• Exercise directions
Go through the records line by line and work out how many lines hold the word "grouped". Answer with the number only.

• Extracted data
**********
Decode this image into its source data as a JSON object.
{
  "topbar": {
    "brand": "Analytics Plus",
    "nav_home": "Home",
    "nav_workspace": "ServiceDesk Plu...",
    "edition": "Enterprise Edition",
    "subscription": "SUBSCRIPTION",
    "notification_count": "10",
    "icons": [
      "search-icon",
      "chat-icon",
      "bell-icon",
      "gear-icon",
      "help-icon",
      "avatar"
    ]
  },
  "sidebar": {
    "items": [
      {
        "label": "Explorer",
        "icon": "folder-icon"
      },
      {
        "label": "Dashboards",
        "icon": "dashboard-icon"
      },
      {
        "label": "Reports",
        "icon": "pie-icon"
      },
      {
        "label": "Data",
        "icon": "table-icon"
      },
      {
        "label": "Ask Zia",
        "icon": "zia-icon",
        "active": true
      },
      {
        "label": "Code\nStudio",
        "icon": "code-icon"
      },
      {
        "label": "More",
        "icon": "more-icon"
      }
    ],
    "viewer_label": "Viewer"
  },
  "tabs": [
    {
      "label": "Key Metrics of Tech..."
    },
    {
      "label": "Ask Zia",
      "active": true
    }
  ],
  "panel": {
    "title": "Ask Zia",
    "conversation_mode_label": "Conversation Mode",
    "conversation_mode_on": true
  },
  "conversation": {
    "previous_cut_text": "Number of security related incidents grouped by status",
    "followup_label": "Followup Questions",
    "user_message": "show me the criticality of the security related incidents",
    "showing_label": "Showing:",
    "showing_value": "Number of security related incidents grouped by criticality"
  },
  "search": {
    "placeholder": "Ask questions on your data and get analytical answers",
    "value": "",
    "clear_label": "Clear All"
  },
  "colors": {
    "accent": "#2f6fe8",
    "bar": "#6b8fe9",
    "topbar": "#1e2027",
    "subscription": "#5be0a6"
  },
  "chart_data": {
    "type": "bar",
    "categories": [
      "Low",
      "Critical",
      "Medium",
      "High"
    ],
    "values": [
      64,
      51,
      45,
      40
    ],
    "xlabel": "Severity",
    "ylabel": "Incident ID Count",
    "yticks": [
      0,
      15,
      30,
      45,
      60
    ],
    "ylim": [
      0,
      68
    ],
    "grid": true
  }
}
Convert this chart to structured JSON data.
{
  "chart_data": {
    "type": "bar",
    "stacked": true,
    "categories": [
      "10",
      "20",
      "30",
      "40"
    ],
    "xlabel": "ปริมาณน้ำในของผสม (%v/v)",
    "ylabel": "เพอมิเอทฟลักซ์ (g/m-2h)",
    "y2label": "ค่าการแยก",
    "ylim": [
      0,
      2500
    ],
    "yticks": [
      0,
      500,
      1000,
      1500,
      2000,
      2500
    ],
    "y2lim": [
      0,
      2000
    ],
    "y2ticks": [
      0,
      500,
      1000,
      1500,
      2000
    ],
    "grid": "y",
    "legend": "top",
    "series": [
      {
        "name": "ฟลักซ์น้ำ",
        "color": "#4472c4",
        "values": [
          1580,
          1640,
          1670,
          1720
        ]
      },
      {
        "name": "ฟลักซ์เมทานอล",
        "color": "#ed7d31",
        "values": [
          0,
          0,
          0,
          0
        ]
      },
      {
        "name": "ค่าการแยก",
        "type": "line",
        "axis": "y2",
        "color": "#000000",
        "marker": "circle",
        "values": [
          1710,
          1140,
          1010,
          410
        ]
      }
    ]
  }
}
**********
• The completed task
2